INFORMATION PROVIDED =

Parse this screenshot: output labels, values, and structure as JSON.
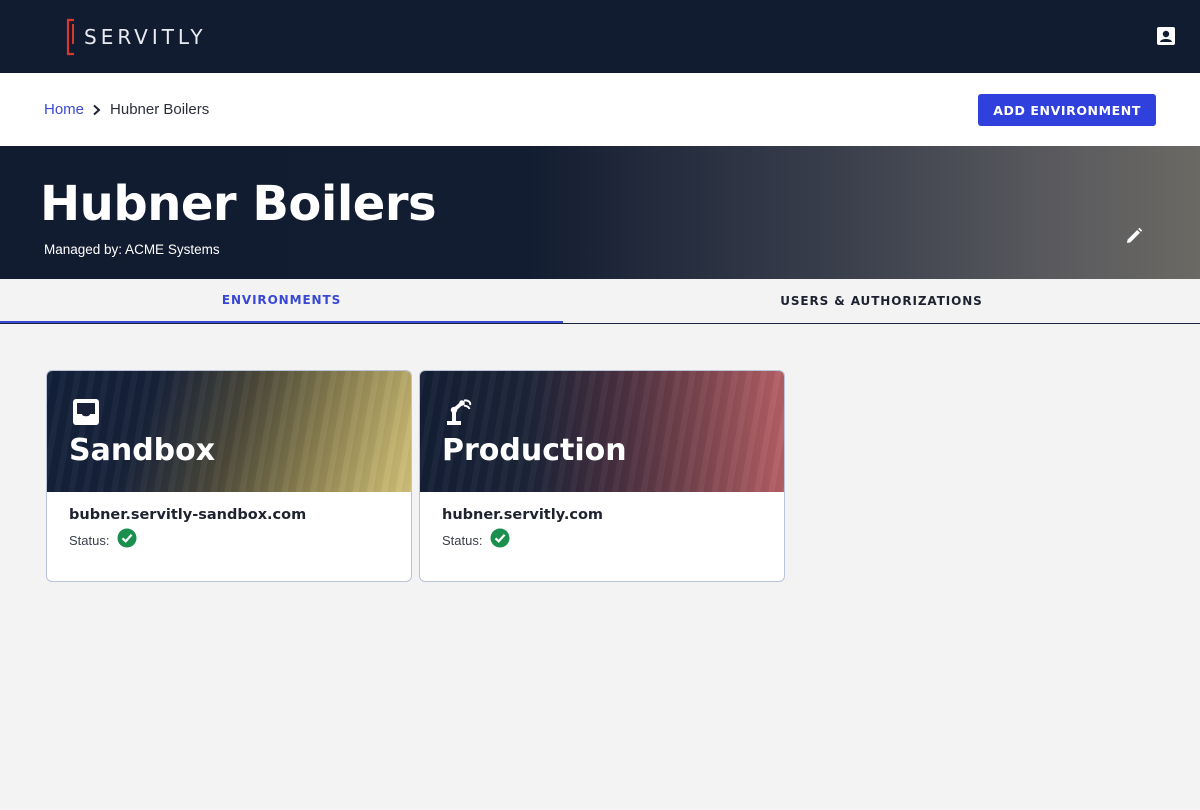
{
  "app": {
    "brand": "SERVITLY",
    "colors": {
      "navy": "#121c30",
      "accent": "#3040dc",
      "brand_red": "#d6392e",
      "status_ok": "#1a8f4e"
    }
  },
  "breadcrumb": {
    "home": "Home",
    "current": "Hubner Boilers"
  },
  "toolbar": {
    "add_environment_label": "ADD ENVIRONMENT"
  },
  "hero": {
    "title": "Hubner Boilers",
    "subtitle": "Managed by: ACME Systems"
  },
  "tabs": [
    {
      "label": "ENVIRONMENTS",
      "active": true
    },
    {
      "label": "USERS & AUTHORIZATIONS",
      "active": false
    }
  ],
  "environments": [
    {
      "name": "Sandbox",
      "url": "bubner.servitly-sandbox.com",
      "status_label": "Status:",
      "status": "ok",
      "icon": "inbox-icon"
    },
    {
      "name": "Production",
      "url": "hubner.servitly.com",
      "status_label": "Status:",
      "status": "ok",
      "icon": "robot-arm-icon"
    }
  ]
}
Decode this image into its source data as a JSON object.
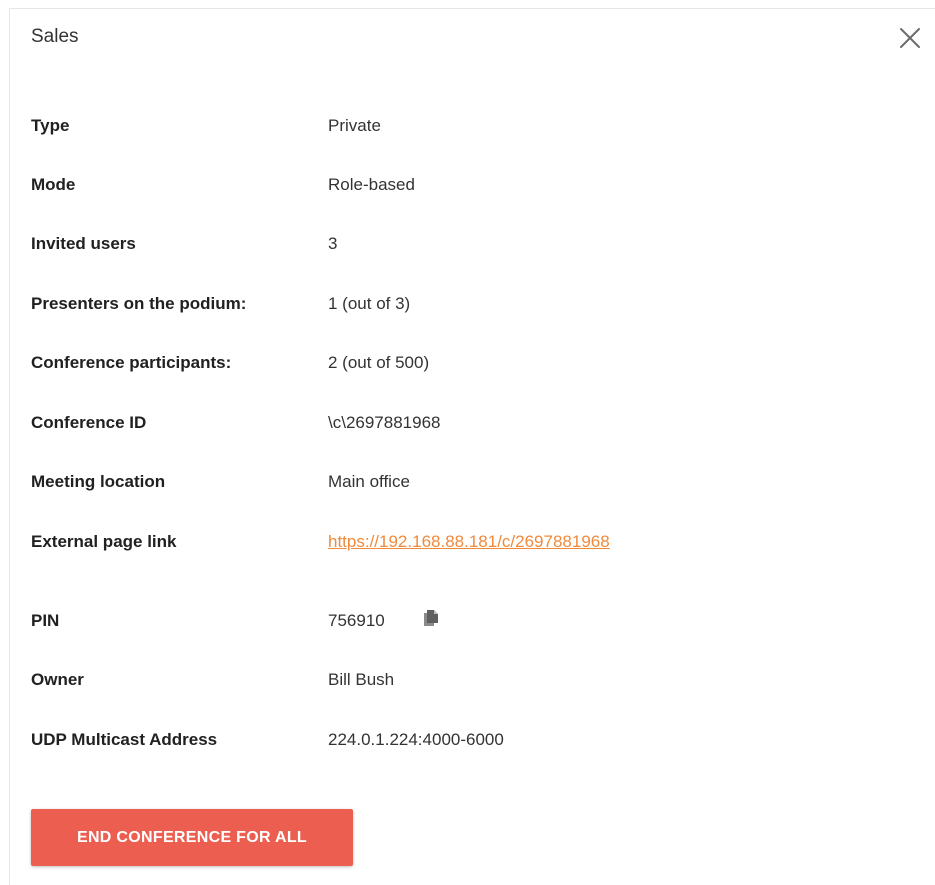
{
  "dialog": {
    "title": "Sales",
    "close_label": "close"
  },
  "details": [
    {
      "label": "Type",
      "value": "Private"
    },
    {
      "label": "Mode",
      "value": "Role-based"
    },
    {
      "label": "Invited users",
      "value": "3"
    },
    {
      "label": "Presenters on the podium:",
      "value": "1 (out of 3)"
    },
    {
      "label": "Conference participants:",
      "value": "2 (out of 500)"
    },
    {
      "label": "Conference ID",
      "value": "\\c\\2697881968"
    },
    {
      "label": "Meeting location",
      "value": "Main office"
    },
    {
      "label": "External page link",
      "value": "https://192.168.88.181/c/2697881968"
    },
    {
      "label": "PIN",
      "value": "756910"
    },
    {
      "label": "Owner",
      "value": "Bill Bush"
    },
    {
      "label": "UDP Multicast Address",
      "value": "224.0.1.224:4000-6000"
    }
  ],
  "icons": {
    "close": "close-icon",
    "copy": "copy-icon"
  },
  "actions": {
    "end_conference_label": "END CONFERENCE FOR ALL"
  },
  "colors": {
    "link": "#f08a3c",
    "end_button": "#ec5f50",
    "icon_gray": "#6b6b6b"
  }
}
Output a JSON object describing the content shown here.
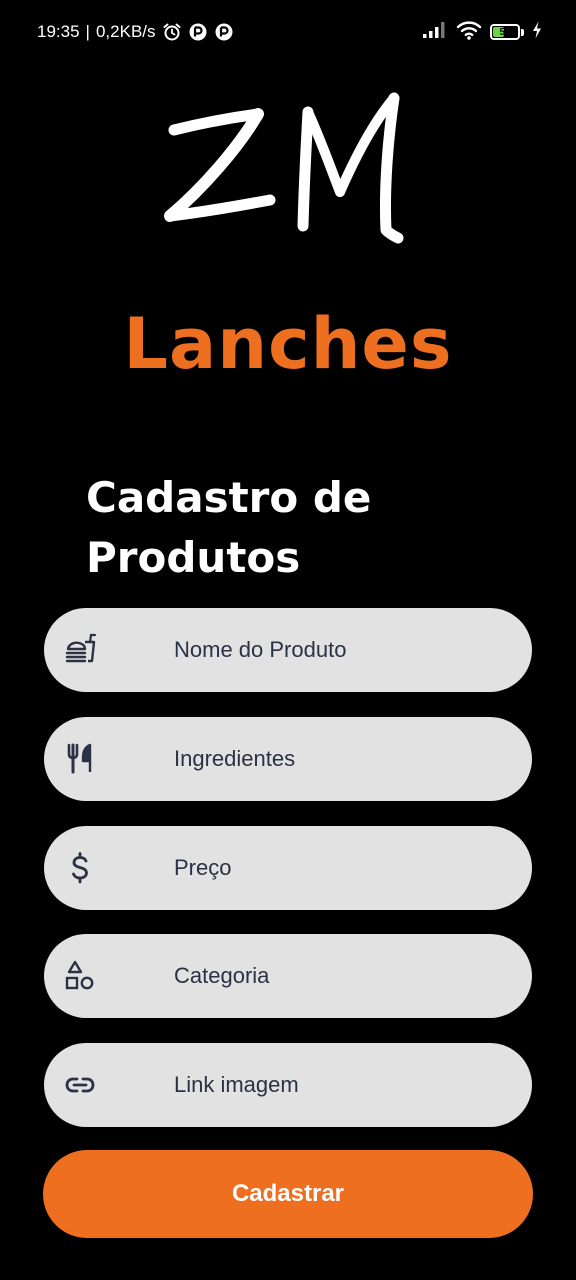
{
  "status_bar": {
    "time": "19:35",
    "separator": "|",
    "network_speed": "0,2KB/s",
    "left_icons": [
      "alarm-icon",
      "app-notification-icon",
      "app-notification-icon"
    ],
    "right_icons": [
      "signal-icon",
      "wifi-icon",
      "battery-icon",
      "charging-icon"
    ],
    "battery_level": "50",
    "battery_fraction": 0.5,
    "battery_color": "#6fd34a"
  },
  "brand": {
    "logo_text": "ZM",
    "name": "Lanches",
    "accent_color": "#ee6f1f"
  },
  "form": {
    "title": "Cadastro de Produtos",
    "fields": [
      {
        "placeholder": "Nome do Produto",
        "value": "",
        "icon": "fastfood-icon"
      },
      {
        "placeholder": "Ingredientes",
        "value": "",
        "icon": "restaurant-icon"
      },
      {
        "placeholder": "Preço",
        "value": "",
        "icon": "dollar-icon"
      },
      {
        "placeholder": "Categoria",
        "value": "",
        "icon": "category-icon"
      },
      {
        "placeholder": "Link imagem",
        "value": "",
        "icon": "link-icon"
      }
    ],
    "field_background": "#e2e2e2",
    "submit_label": "Cadastrar"
  }
}
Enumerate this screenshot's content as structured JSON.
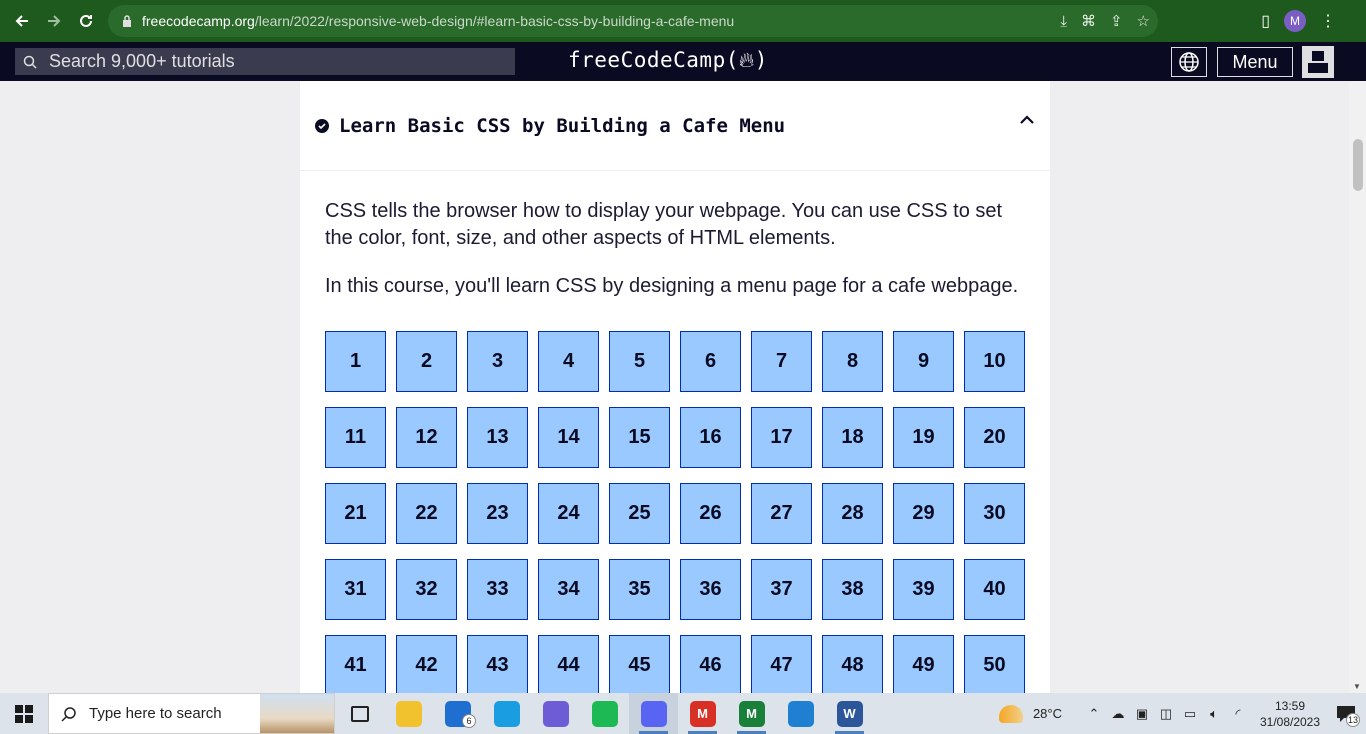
{
  "browser": {
    "url_host": "freecodecamp.org",
    "url_path": "/learn/2022/responsive-web-design/#learn-basic-css-by-building-a-cafe-menu",
    "profile_initial": "M"
  },
  "fcc_nav": {
    "search_placeholder": "Search 9,000+ tutorials",
    "logo_text": "freeCodeCamp(",
    "logo_suffix": ")",
    "menu_label": "Menu"
  },
  "block": {
    "title": "Learn Basic CSS by Building a Cafe Menu",
    "description_1": "CSS tells the browser how to display your webpage. You can use CSS to set the color, font, size, and other aspects of HTML elements.",
    "description_2": "In this course, you'll learn CSS by designing a menu page for a cafe webpage.",
    "steps": [
      "1",
      "2",
      "3",
      "4",
      "5",
      "6",
      "7",
      "8",
      "9",
      "10",
      "11",
      "12",
      "13",
      "14",
      "15",
      "16",
      "17",
      "18",
      "19",
      "20",
      "21",
      "22",
      "23",
      "24",
      "25",
      "26",
      "27",
      "28",
      "29",
      "30",
      "31",
      "32",
      "33",
      "34",
      "35",
      "36",
      "37",
      "38",
      "39",
      "40",
      "41",
      "42",
      "43",
      "44",
      "45",
      "46",
      "47",
      "48",
      "49",
      "50"
    ]
  },
  "taskbar": {
    "search_placeholder": "Type here to search",
    "apps": [
      {
        "name": "task-view",
        "color": "#dde3ea",
        "glyph": ""
      },
      {
        "name": "file-explorer",
        "color": "#f2c12e",
        "glyph": ""
      },
      {
        "name": "mail",
        "color": "#1f6fd1",
        "glyph": "",
        "badge": "6"
      },
      {
        "name": "edge",
        "color": "#1b9de2",
        "glyph": ""
      },
      {
        "name": "app-hex",
        "color": "#6e5bd6",
        "glyph": ""
      },
      {
        "name": "spotify",
        "color": "#1db954",
        "glyph": ""
      },
      {
        "name": "discord",
        "color": "#5865f2",
        "glyph": ""
      },
      {
        "name": "chrome-1",
        "color": "#d93025",
        "glyph": "M"
      },
      {
        "name": "chrome-2",
        "color": "#188038",
        "glyph": "M"
      },
      {
        "name": "vscode",
        "color": "#1f7fd1",
        "glyph": ""
      },
      {
        "name": "word",
        "color": "#2b579a",
        "glyph": "W"
      }
    ],
    "weather": "28°C",
    "time": "13:59",
    "date": "31/08/2023",
    "notifications": "13"
  }
}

EXERCISE AIM = Copy every line in the records above that contains the word "object".

SOLUTION TO THE EXERCISE =
Decode this image into its source data as a JSON object.
Output a JSON object describing the content shown here.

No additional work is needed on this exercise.